» **DATASET CONTENT**
^^^^^^^^
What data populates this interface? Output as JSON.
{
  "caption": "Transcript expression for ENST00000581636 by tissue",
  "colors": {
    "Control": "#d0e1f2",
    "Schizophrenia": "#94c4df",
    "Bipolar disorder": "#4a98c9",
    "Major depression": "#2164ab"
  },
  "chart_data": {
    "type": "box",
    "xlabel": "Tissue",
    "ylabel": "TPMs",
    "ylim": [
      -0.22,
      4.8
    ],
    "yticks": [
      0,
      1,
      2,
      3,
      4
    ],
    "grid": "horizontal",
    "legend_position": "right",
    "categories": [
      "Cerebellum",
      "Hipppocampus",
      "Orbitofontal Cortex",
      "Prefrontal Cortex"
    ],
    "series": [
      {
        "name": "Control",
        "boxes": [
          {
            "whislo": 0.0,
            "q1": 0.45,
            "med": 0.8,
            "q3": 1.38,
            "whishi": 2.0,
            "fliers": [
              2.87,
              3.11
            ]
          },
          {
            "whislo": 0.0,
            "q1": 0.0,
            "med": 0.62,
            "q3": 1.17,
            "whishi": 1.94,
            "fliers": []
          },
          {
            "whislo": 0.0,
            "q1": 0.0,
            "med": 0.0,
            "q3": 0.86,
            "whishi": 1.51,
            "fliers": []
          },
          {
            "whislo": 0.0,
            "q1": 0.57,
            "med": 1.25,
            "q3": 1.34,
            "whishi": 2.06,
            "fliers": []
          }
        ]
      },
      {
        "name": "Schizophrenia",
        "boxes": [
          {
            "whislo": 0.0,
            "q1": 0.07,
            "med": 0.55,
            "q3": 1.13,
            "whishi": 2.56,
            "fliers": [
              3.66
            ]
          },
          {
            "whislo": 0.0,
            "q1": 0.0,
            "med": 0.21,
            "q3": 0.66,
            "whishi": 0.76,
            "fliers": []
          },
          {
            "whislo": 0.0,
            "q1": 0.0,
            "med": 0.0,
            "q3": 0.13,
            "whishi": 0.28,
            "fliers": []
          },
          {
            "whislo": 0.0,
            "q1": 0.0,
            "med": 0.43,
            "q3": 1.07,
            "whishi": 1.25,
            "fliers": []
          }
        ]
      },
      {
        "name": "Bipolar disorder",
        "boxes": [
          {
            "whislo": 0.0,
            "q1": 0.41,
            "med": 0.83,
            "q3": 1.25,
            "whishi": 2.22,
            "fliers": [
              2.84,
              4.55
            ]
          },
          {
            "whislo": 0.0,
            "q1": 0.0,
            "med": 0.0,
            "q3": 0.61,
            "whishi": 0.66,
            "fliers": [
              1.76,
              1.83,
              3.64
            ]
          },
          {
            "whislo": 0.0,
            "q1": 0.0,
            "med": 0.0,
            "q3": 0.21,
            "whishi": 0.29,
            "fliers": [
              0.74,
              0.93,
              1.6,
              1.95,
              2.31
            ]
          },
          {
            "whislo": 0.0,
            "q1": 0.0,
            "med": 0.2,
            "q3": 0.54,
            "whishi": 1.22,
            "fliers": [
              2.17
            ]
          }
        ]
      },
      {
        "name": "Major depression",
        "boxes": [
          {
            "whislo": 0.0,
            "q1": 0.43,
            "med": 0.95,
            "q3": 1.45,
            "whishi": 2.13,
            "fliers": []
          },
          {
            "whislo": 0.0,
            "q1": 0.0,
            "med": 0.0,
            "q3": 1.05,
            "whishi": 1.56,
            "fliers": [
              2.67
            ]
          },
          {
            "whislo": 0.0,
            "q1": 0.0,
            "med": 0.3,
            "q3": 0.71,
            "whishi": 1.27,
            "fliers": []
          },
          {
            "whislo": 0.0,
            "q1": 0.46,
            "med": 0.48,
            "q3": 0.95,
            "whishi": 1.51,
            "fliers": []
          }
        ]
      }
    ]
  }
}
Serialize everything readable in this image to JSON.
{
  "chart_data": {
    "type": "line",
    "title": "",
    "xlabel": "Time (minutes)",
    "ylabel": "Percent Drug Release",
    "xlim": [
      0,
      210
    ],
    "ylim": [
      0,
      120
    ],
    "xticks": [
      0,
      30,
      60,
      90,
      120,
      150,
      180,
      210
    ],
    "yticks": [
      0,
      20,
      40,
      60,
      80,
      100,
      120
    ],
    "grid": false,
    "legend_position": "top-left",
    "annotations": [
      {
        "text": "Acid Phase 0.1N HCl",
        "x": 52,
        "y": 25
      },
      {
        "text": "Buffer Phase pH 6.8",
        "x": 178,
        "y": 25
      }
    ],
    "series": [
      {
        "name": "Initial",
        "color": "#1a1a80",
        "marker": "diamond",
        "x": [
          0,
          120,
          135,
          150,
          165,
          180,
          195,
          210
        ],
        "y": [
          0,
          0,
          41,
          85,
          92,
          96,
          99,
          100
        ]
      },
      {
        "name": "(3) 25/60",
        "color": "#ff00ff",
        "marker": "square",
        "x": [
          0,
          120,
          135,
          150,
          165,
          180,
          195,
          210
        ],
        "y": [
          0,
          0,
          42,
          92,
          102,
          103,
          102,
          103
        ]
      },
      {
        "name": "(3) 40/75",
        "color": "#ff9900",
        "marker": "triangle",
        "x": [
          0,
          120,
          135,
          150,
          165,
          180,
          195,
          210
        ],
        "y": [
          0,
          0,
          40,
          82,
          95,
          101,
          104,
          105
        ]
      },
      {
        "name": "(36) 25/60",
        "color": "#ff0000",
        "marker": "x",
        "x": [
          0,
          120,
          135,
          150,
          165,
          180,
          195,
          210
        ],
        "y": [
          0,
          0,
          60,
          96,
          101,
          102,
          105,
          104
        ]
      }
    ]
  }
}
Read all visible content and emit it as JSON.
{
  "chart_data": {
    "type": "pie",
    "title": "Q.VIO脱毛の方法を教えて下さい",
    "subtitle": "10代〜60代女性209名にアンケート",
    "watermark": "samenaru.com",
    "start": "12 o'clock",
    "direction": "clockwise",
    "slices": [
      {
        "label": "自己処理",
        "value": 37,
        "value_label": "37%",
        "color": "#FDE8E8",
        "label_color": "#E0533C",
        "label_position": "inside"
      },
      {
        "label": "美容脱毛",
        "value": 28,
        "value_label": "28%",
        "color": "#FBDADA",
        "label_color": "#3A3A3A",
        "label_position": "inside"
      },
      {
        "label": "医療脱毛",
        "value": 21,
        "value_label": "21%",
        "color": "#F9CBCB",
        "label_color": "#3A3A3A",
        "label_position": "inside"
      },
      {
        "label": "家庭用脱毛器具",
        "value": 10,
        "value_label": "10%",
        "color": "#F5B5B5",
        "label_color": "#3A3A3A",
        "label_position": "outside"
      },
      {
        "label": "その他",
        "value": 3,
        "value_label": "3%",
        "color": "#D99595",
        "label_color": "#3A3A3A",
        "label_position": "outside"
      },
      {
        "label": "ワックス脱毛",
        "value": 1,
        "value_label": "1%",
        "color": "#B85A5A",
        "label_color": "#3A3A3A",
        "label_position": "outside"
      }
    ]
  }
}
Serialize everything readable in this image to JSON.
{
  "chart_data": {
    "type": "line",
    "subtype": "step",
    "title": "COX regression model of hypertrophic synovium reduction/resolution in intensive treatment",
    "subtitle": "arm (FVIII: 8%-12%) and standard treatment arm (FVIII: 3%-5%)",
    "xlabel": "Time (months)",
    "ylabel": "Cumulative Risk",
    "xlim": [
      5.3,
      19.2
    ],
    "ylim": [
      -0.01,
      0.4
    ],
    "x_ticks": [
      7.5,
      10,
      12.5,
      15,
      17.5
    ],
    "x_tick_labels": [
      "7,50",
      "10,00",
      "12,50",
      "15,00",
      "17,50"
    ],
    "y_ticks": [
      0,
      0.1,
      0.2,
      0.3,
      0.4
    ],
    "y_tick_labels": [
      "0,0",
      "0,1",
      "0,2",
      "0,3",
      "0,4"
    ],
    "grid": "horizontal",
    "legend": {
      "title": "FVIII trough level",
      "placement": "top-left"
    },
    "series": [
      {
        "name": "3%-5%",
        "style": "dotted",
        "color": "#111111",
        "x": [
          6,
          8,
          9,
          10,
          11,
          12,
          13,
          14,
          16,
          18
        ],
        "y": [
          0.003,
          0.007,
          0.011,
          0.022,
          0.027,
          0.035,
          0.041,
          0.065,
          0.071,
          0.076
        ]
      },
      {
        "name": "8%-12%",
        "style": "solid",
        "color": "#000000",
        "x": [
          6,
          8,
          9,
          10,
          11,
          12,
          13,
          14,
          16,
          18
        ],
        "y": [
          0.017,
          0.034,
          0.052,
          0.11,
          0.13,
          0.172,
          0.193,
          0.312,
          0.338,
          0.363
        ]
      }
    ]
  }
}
^^^^^^^^
» **AIM OF THE EXERCISE**
What is the number of lines above that hold the string "text"? Answer with that number alone.

» **CORRECT RESULT**
2